■ EXERCISE: All lines holding the string "Russia" are to be shown.

■ DATA SHOWN:

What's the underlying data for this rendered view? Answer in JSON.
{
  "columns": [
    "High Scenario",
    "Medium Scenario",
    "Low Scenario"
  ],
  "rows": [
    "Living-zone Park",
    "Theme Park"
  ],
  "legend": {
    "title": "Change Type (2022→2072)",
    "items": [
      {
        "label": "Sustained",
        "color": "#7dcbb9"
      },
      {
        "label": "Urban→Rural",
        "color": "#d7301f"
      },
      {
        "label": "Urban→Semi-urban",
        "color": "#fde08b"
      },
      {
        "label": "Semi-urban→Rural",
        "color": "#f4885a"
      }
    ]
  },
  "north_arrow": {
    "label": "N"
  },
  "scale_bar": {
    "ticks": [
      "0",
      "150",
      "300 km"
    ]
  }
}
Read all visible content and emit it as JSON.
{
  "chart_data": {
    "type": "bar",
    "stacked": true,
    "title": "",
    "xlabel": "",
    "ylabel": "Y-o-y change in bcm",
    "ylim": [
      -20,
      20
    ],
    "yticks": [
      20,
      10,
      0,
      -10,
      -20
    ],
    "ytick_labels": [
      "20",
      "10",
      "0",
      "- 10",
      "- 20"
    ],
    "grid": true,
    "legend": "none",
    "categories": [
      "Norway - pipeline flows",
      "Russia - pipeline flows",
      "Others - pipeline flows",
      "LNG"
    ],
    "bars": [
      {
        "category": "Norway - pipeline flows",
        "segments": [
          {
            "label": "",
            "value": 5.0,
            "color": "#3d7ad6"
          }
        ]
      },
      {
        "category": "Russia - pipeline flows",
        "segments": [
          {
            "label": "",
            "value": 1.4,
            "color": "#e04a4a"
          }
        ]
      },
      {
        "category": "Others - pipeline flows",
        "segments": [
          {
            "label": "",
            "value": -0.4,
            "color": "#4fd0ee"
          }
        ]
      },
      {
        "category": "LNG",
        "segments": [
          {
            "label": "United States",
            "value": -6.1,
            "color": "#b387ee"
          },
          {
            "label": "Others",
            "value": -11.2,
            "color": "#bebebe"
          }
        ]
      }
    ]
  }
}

■ EXERCISE RESPONSE:
      "Russia - pipeline flows",
        "category": "Russia - pipeline flows",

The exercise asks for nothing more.